A block of data:
_ _ _

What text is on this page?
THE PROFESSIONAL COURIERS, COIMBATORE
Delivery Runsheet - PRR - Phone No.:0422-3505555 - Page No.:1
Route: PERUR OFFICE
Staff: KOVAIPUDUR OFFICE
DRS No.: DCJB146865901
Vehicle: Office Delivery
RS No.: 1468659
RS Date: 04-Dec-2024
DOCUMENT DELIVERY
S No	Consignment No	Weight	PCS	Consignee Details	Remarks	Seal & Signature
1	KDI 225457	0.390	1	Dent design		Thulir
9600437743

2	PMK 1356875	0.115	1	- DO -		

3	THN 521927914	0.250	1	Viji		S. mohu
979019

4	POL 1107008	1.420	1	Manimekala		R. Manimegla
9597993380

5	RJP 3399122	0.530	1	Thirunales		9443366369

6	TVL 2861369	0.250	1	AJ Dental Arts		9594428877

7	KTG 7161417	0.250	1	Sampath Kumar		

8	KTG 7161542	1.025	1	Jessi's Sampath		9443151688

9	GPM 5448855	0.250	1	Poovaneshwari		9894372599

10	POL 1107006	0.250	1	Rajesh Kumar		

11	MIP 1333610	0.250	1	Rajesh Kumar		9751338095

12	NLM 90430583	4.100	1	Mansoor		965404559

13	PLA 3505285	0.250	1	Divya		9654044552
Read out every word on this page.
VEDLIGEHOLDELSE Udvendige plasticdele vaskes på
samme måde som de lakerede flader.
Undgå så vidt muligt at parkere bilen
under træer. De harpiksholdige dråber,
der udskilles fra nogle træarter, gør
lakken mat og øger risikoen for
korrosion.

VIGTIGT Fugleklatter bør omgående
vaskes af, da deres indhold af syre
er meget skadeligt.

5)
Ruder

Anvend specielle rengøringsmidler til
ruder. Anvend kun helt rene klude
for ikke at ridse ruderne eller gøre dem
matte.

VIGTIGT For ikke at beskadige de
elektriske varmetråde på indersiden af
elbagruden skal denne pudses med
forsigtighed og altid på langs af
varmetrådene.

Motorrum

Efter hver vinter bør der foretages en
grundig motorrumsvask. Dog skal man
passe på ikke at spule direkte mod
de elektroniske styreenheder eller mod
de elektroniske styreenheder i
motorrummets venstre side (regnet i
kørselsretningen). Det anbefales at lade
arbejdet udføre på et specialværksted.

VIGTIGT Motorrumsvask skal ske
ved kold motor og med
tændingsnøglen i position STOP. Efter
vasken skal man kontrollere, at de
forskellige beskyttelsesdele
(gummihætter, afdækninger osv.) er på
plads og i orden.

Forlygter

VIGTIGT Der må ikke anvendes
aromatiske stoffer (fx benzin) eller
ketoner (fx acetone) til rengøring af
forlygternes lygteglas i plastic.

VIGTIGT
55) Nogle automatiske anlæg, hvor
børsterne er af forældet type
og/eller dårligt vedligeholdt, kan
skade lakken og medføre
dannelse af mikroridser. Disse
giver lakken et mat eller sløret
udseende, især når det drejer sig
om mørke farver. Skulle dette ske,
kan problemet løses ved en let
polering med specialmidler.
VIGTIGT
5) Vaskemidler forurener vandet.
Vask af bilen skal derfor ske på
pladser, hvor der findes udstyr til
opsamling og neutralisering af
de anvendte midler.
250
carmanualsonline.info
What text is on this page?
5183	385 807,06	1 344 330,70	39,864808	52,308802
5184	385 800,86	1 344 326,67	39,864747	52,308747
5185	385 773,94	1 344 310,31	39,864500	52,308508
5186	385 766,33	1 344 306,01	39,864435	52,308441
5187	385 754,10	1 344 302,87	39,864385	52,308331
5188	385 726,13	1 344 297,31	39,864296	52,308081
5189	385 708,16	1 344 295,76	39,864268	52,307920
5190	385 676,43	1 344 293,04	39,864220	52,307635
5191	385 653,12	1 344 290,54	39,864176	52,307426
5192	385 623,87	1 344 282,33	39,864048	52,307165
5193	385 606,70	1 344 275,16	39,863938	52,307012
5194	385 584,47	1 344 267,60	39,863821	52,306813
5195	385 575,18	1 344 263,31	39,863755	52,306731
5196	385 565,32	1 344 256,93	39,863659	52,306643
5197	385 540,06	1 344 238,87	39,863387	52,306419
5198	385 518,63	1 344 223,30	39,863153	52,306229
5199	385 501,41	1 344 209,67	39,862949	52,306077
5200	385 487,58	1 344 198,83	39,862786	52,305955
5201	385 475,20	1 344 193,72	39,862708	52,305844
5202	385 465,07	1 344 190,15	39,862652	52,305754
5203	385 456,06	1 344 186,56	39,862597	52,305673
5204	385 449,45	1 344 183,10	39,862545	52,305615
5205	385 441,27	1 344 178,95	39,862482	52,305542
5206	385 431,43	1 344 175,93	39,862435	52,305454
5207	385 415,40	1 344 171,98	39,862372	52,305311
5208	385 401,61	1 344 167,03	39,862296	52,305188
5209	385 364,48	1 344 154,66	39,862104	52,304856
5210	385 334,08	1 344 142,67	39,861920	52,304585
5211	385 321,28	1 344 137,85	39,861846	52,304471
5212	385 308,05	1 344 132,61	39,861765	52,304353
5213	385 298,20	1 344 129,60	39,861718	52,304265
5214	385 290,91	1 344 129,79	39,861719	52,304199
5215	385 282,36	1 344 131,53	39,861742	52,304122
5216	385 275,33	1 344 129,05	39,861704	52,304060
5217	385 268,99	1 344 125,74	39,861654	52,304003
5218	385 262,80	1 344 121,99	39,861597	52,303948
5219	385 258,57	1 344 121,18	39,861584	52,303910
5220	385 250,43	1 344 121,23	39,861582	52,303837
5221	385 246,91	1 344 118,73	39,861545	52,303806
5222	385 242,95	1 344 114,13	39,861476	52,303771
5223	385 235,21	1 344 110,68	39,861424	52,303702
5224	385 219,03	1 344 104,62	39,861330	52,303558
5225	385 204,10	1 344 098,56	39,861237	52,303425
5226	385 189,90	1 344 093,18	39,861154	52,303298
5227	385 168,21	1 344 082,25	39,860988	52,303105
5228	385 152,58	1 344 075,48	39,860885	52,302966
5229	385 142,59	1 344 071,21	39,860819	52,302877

_ _ _

* **What the exercise asks**
Check all the records above and select each line where the string "Kumar" is found.

* **Task response**
7	KTG 7161417	0.250	1	Sampath Kumar		
10	POL 1107006	0.250	1	Rajesh Kumar		
11	MIP 1333610	0.250	1	Rajesh Kumar		9751338095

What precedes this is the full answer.